[Start]

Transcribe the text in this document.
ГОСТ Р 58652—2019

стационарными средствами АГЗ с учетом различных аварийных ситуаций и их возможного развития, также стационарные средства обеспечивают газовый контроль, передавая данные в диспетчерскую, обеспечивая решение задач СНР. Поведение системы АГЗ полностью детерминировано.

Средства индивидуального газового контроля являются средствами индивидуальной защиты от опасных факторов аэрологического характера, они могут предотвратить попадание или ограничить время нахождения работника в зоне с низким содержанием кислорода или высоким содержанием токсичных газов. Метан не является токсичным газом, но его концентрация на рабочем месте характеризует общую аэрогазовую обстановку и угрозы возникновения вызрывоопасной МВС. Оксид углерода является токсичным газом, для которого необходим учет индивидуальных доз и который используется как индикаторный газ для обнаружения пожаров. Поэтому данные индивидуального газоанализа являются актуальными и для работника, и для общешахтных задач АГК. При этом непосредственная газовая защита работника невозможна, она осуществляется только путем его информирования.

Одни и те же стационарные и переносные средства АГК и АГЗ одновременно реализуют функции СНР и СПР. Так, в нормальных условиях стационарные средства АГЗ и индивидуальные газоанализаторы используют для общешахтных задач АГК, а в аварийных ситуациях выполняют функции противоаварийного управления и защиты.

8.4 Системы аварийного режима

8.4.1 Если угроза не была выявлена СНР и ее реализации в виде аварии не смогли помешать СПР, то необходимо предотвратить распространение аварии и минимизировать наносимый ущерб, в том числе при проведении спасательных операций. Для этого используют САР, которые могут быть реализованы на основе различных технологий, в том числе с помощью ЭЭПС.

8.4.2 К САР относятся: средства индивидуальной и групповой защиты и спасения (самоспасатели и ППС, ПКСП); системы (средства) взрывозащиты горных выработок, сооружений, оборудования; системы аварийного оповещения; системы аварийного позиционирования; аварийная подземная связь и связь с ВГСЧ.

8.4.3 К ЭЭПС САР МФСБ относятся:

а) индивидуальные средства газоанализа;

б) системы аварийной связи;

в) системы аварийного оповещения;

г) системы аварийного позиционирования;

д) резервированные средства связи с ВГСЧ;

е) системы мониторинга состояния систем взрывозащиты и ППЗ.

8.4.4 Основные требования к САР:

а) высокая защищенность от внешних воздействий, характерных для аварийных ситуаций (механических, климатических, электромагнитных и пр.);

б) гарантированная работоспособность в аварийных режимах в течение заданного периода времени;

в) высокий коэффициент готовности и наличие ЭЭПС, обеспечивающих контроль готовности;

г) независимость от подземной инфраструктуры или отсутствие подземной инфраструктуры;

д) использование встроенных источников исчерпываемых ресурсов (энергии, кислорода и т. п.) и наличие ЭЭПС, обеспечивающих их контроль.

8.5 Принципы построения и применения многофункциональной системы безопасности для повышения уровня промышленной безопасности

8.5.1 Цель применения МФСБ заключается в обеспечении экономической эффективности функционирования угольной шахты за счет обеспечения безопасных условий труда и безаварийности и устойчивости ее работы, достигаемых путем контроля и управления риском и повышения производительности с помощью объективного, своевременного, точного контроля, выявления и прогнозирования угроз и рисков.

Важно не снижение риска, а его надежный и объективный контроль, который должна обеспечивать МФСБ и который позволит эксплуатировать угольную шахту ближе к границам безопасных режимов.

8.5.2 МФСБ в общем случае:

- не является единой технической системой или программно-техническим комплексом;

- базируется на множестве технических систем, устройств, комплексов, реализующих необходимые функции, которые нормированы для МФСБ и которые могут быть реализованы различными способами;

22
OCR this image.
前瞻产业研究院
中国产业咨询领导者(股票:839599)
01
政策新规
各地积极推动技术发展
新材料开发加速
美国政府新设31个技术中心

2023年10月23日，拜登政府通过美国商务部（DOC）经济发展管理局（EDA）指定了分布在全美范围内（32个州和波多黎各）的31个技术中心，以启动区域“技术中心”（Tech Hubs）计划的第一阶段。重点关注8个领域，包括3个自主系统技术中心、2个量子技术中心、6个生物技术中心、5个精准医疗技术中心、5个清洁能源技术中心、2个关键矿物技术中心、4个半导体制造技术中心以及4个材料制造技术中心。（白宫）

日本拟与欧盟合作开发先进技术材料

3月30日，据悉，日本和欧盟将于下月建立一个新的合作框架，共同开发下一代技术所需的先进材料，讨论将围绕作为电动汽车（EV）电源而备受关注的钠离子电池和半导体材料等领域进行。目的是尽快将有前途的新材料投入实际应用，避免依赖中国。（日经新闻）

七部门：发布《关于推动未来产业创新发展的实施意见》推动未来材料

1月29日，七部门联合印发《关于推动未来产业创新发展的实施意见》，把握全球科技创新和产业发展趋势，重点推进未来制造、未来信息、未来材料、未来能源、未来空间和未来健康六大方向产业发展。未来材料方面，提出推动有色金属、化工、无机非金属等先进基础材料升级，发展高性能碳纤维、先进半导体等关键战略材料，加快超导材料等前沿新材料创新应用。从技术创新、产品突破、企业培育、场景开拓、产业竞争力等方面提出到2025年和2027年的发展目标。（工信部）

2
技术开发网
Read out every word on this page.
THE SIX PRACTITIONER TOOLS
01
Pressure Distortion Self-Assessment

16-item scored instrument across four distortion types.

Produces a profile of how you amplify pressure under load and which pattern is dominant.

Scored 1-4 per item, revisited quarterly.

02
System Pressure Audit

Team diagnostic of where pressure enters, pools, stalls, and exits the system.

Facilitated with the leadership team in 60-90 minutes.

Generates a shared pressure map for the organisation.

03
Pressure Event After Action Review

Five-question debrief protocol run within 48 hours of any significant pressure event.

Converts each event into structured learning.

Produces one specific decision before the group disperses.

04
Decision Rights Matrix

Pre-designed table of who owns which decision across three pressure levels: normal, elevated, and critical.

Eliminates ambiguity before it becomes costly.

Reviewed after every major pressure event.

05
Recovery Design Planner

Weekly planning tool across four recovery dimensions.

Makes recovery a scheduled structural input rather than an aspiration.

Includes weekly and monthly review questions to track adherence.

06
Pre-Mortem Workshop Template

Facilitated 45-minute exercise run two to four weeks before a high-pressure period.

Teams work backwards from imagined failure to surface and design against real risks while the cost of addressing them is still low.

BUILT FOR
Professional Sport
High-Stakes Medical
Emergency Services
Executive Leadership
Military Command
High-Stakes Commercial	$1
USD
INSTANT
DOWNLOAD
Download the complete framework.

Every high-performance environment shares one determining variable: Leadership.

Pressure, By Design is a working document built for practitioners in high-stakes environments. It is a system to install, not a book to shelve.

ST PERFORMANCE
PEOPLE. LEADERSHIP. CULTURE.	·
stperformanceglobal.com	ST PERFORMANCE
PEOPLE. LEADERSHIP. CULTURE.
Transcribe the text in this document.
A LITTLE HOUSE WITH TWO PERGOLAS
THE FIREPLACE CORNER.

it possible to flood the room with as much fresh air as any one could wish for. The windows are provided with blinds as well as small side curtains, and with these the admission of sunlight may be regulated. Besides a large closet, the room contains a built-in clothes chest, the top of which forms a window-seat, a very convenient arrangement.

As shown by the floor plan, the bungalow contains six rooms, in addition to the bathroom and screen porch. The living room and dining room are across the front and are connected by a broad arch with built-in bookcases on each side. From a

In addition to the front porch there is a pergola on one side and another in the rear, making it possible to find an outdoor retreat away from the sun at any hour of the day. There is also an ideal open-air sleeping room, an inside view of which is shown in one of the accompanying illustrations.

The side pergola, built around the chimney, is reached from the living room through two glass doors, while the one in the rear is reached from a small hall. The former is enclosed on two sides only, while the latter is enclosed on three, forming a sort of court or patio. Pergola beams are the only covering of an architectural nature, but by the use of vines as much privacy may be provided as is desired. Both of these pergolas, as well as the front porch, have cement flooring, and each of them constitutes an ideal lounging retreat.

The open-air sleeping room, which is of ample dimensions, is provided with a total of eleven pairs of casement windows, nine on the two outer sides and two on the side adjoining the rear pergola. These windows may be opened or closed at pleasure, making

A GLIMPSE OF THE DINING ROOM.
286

[End]

◆ AIM: What is the number of lines above that contain the string "обеспечивающих"? Answer with the number alone.

◆ TASK OUTPUT: 2